Required action A: Restate the paragraph of the Linux gaming discussion that begins "Tbf most devs probably want to do it" as a short bulleted list, keeping its main facts.
Required action B: Decide whether each statement agrees with the Linux gaming discussion, answering yes or no and quoting the deciding words: (i) The leagueoflinux site was once a subreddit. (ii) Lutris, Bottles and native Wine got League of Legends running for the poster who uses the AUR package. (iii) SP Tarkov is said to run poorly under Proton.
Required action C: Set down the Linux gaming discussion word for word, everything from "Also: SP Tarkov" down to "work on Linux.".

Extract to read:

Tbf most devs probably want to do it, they just can’t justify it financially. Most games’ programmers are computer nerds, and they would be the ones in charge of implementing that kind of stuff. They’d happily do it because obviously, as computer nerds they love Linux, but even if they accept to do some unpaid overtime just because they really want to implement this, it might get blocked by the publisher because they don’t want that kind of stuff to bypass QA especially since it has a chance of affecting all users, and when looking at the numbers, it’s just not profitable to them.
Now the steam deck could change that dynamic because it has a decent market share, and I would love to see the actual numbers but I’d be willing to bet that most deck owners buy more games than the average player.
Source: am games’ programmer, computer nerd, and steam deck owner
I’ll just add on that BSG are a horrible example when it comes to delivering on “promises” and plans.
If memory serves, the official plan is still to do a steam release when EFT is “out of beta”. But they realized they make a LOT more money if they control the whole store so… Which is likely why they moved away from Steam Audio, continue to use their grossly incompetent anti-cheat solution, etc. Nikita et al will “heavily imply” they are doing stuff and then just ignore it because people keep buying top tier accounts so they can have maximum storage and so forth.
Also: SP Tarkov works REALLY well under Proton. Something about the new gui for the spt-installer needs more dependencies to work again, but the actual game runs great if you can be bothered to manually patch it.
I haven’t gotten around to trying Streets yet (lately I just do a few factory runs and that is it), but that map is already pushing the “limits” of Tarkov’s use of Unity and is still new and prone to performance issues. So not surprised there would be problems with sptarkov.
Tarkov is in a different much more complex situation. It uses some Battleye addons that are custom made for the game that Battleye will not port to work on Linux.
If it was an issue on the user’s end then it’s possible 3rd parties could fix it (as Wine/Proton has for every game not designed for GNU+Linux). BattleState Games have decided they don’t want to host servers without BattlEye for us to play on and that we’re not entitled to host our own servers.
I did consider installing Windows on a machine just for Tarkov but install and using modern Windows looks like hell. I’d rather install Windows XP than Windows .
League of Legends does work but it's painful. I use an AUR package called leagueoflegends-git which was the only way I could get it to work on my setup.
https://leagueoflinux.org/ has been invaluable. It used to be a subreddit but it's been made private since the API debacle.
Well, painful for me. I tried Lutris, Bottles and native Wine and none worked. I played around with wine-lol for a bit too but the AUR package was the one that got it working.
Yeah, I used Lutris a couple years ago and it worked pretty well. I don’t like League much, but it worked well enough for my friend to play a few games with me to show me how to play.
You don’t say what version of Debian you’re using but avoid stable on a gaming system. Debian tends to be more minimal OOTB too, and you may need to enable some non-free repos. Hardware matters too, with certain distributions having better Nvidia support in particular.
I can install the proprietary drivers myself. It will be a blast from the past, as when I started in Linux. Fun times. That concern is easy to address.
Try Fedora 38 and enjoy that different type of pain.
Use an Ubuntu derivative geared towards gaming maybe. Ubuntu stock is made generic to perform as best for core features on as many hardware configurations as possible. There’s also a TON of tools and scripts out there that can tune a default install for you to make it perform better for gaming.
Or use Nobara and probably quite a bit less pain; meanwhile, stability for me has been …not as good as mint … But I havent tried to track it down either so maybe it’s just something simple.

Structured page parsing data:
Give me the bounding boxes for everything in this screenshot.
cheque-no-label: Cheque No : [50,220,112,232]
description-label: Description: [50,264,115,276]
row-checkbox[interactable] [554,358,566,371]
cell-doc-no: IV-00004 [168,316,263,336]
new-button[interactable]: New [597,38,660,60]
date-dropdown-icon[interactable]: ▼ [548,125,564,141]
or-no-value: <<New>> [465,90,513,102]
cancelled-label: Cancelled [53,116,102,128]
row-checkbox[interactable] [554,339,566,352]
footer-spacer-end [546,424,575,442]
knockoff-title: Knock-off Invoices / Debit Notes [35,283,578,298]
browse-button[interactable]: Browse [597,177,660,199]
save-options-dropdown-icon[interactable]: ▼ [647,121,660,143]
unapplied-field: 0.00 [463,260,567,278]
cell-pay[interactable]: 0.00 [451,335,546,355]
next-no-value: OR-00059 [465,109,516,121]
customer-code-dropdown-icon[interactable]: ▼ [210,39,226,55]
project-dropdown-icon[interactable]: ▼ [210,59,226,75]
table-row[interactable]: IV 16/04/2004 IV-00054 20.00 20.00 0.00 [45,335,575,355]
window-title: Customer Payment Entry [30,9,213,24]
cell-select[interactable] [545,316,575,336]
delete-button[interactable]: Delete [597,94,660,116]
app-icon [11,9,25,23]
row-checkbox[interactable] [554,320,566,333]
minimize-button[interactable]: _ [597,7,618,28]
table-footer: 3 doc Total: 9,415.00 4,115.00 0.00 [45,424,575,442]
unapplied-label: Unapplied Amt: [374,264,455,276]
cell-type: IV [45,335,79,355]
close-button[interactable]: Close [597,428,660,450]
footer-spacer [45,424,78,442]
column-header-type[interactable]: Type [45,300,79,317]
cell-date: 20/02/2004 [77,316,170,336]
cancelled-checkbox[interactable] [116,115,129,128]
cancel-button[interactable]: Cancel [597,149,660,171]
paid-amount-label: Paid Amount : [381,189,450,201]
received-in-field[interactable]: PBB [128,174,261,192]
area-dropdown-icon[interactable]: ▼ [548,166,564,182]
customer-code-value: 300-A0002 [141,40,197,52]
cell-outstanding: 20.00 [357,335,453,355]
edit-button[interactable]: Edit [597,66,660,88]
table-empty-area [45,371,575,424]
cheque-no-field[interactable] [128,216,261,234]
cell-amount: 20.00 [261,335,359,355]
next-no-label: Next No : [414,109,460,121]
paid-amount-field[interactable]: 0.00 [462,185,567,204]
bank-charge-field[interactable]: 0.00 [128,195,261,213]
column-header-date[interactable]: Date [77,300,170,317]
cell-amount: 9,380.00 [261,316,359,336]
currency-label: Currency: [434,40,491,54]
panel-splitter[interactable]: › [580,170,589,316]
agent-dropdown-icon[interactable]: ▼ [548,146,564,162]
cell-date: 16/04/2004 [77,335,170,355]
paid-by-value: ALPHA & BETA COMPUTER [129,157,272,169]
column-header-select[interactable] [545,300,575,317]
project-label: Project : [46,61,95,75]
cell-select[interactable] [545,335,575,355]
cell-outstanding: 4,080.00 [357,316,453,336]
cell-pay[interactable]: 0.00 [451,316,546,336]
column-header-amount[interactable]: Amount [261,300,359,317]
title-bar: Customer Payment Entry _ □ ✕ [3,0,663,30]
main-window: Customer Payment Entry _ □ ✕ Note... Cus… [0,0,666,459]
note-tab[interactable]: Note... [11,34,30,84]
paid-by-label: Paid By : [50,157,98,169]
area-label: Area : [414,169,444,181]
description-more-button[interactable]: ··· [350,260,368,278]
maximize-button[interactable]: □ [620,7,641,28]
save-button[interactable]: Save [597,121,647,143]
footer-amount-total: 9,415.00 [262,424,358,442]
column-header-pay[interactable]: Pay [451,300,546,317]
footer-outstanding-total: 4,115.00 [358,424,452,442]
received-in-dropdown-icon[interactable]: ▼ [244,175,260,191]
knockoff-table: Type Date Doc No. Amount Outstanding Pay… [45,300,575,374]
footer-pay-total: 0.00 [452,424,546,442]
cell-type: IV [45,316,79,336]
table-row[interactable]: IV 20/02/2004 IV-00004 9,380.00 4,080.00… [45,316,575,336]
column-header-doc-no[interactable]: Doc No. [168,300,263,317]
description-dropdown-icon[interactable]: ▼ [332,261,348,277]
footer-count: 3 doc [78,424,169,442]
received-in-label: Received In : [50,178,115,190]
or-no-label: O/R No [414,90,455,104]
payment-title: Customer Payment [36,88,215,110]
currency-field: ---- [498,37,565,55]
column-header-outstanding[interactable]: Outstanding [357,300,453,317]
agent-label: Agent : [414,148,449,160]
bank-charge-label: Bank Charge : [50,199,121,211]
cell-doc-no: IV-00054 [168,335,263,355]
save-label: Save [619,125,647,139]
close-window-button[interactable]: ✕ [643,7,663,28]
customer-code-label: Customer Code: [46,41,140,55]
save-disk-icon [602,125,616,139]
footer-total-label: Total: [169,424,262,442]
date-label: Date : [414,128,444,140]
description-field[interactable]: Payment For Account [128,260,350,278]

Answer A:
- Most game developers probably want to support Linux but can't justify it financially.
- The programmers who would implement it are mostly computer nerds who love Linux and would gladly do it, even as unpaid overtime.
- The publisher might still block it because it doesn't want such work to bypass QA, especially when it could affect all users.
- Judged by the numbers, it isn't profitable for publishers.

Answer B:
(i) Yes: "It used to be a subreddit but it's been made private since the API debacle."
(ii) No: "I tried Lutris, Bottles and native Wine and none worked."
(iii) No: "SP Tarkov works REALLY well under Proton."

Answer C:
Also: SP Tarkov works REALLY well under Proton. Something about the new gui for the spt-installer needs more dependencies to work again, but the actual game runs great if you can be bothered to manually patch it.
I haven’t gotten around to trying Streets yet (lately I just do a few factory runs and that is it), but that map is already pushing the “limits” of Tarkov’s use of Unity and is still new and prone to performance issues. So not surprised there would be problems with sptarkov.
Tarkov is in a different much more complex situation. It uses some Battleye addons that are custom made for the game that Battleye will not port to work on Linux.